(Source records)
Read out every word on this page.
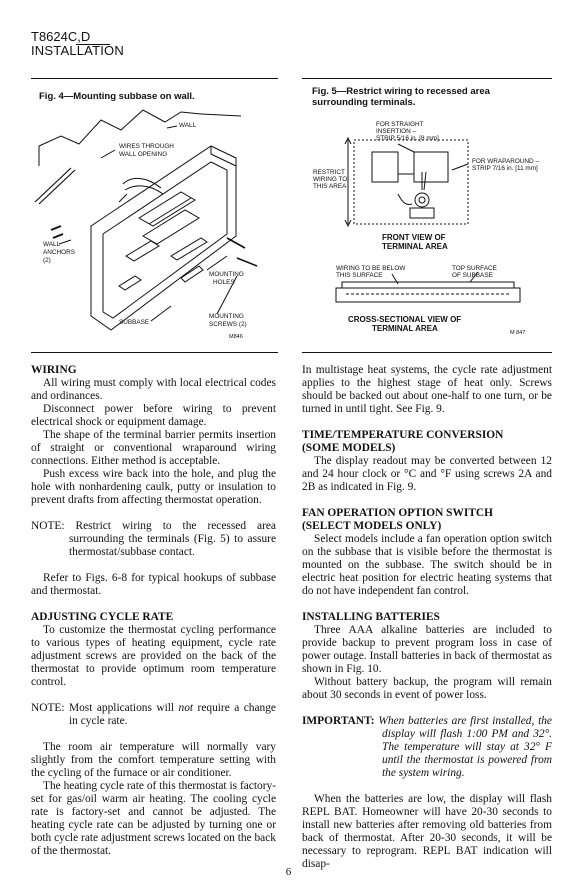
T8624C,D
INSTALLATION
Fig. 4—Mounting subbase on wall.
WALL
WIRES THROUGH
WALL OPENING
WALL
ANCHORS
(2)
MOUNTING
HOLES
SUBBASE
MOUNTING
SCREWS (2)
M846
Fig. 5—Restrict wiring to recessed area
surrounding terminals.
FOR STRAIGHT
INSERTION –
STRIP 5/16 in. [8 mm]
RESTRICT
WIRING TO
THIS AREA
FOR WRAPAROUND –
STRIP 7/16 in. [11 mm]
FRONT VIEW OF
TERMINAL AREA
WIRING TO BE BELOW
THIS SURFACE
TOP SURFACE
OF SUBBASE
CROSS-SECTIONAL VIEW OF
TERMINAL AREA	M 847
WIRING

All wiring must comply with local electrical codes and ordinances.

Disconnect power before wiring to prevent electrical shock or equipment damage.

The shape of the terminal barrier permits insertion of straight or conventional wraparound wiring connections. Either method is acceptable.

Push excess wire back into the hole, and plug the hole with nonhardening caulk, putty or insulation to prevent drafts from affecting thermostat operation.

NOTE: Restrict wiring to the recessed area surrounding the terminals (Fig. 5) to assure thermostat/subbase contact.

Refer to Figs. 6-8 for typical hookups of subbase and thermostat.

ADJUSTING CYCLE RATE

To customize the thermostat cycling performance to various types of heating equipment, cycle rate adjustment screws are provided on the back of the thermostat to provide optimum room temperature control.

NOTE: Most applications will not require a change in cycle rate.

The room air temperature will normally vary slightly from the comfort temperature setting with the cycling of the furnace or air conditioner.

The heating cycle rate of this thermostat is factory-set for gas/oil warm air heating. The cooling cycle rate is factory-set and cannot be adjusted. The heating cycle rate can be adjusted by turning one or both cycle rate adjustment screws located on the back of the thermostat.

In multistage heat systems, the cycle rate adjustment applies to the highest stage of heat only. Screws should be backed out about one-half to one turn, or be turned in until tight. See Fig. 9.

TIME/TEMPERATURE CONVERSION
(SOME MODELS)

The display readout may be converted between 12 and 24 hour clock or °C and °F using screws 2A and 2B as indicated in Fig. 9.

FAN OPERATION OPTION SWITCH
(SELECT MODELS ONLY)

Select models include a fan operation option switch on the subbase that is visible before the thermostat is mounted on the subbase. The switch should be in electric heat position for electric heating systems that do not have independent fan control.

INSTALLING BATTERIES

Three AAA alkaline batteries are included to provide backup to prevent program loss in case of power outage. Install batteries in back of thermostat as shown in Fig. 10.

Without battery backup, the program will remain about 30 seconds in event of power loss.

IMPORTANT: When batteries are first installed, the display will flash 1:00 PM and 32°. The temperature will stay at 32° F until the thermostat is powered from the system wiring.

When the batteries are low, the display will flash REPL BAT. Homeowner will have 20-30 seconds to install new batteries after removing old batteries from back of thermostat. After 20-30 seconds, it will be necessary to reprogram. REPL BAT indication will disap-

6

Set task
Pictures stay out of the copy; please restate every record above exactly.

Result for this task
Read out every word on this page.
T8624C,D
INSTALLATION
Fig. 4—Mounting subbase on wall.
WALL
WIRES THROUGH
WALL OPENING
WALL
ANCHORS
(2)
MOUNTING
HOLES
SUBBASE
MOUNTING
SCREWS (2)
M846
Fig. 5—Restrict wiring to recessed area
surrounding terminals.
FOR STRAIGHT
INSERTION –
STRIP 5/16 in. [8 mm]
RESTRICT
WIRING TO
THIS AREA
FOR WRAPAROUND –
STRIP 7/16 in. [11 mm]
FRONT VIEW OF
TERMINAL AREA
WIRING TO BE BELOW
THIS SURFACE
TOP SURFACE
OF SUBBASE
CROSS-SECTIONAL VIEW OF
TERMINAL AREA	M 847
WIRING

All wiring must comply with local electrical codes and ordinances.

Disconnect power before wiring to prevent electrical shock or equipment damage.

The shape of the terminal barrier permits insertion of straight or conventional wraparound wiring connections. Either method is acceptable.

Push excess wire back into the hole, and plug the hole with nonhardening caulk, putty or insulation to prevent drafts from affecting thermostat operation.

NOTE: Restrict wiring to the recessed area surrounding the terminals (Fig. 5) to assure thermostat/subbase contact.

Refer to Figs. 6-8 for typical hookups of subbase and thermostat.

ADJUSTING CYCLE RATE

To customize the thermostat cycling performance to various types of heating equipment, cycle rate adjustment screws are provided on the back of the thermostat to provide optimum room temperature control.

NOTE: Most applications will not require a change in cycle rate.

The room air temperature will normally vary slightly from the comfort temperature setting with the cycling of the furnace or air conditioner.

The heating cycle rate of this thermostat is factory-set for gas/oil warm air heating. The cooling cycle rate is factory-set and cannot be adjusted. The heating cycle rate can be adjusted by turning one or both cycle rate adjustment screws located on the back of the thermostat.

In multistage heat systems, the cycle rate adjustment applies to the highest stage of heat only. Screws should be backed out about one-half to one turn, or be turned in until tight. See Fig. 9.

TIME/TEMPERATURE CONVERSION
(SOME MODELS)

The display readout may be converted between 12 and 24 hour clock or °C and °F using screws 2A and 2B as indicated in Fig. 9.

FAN OPERATION OPTION SWITCH
(SELECT MODELS ONLY)

Select models include a fan operation option switch on the subbase that is visible before the thermostat is mounted on the subbase. The switch should be in electric heat position for electric heating systems that do not have independent fan control.

INSTALLING BATTERIES

Three AAA alkaline batteries are included to provide backup to prevent program loss in case of power outage. Install batteries in back of thermostat as shown in Fig. 10.

Without battery backup, the program will remain about 30 seconds in event of power loss.

IMPORTANT: When batteries are first installed, the display will flash 1:00 PM and 32°. The temperature will stay at 32° F until the thermostat is powered from the system wiring.

When the batteries are low, the display will flash REPL BAT. Homeowner will have 20-30 seconds to install new batteries after removing old batteries from back of thermostat. After 20-30 seconds, it will be necessary to reprogram. REPL BAT indication will disap-

6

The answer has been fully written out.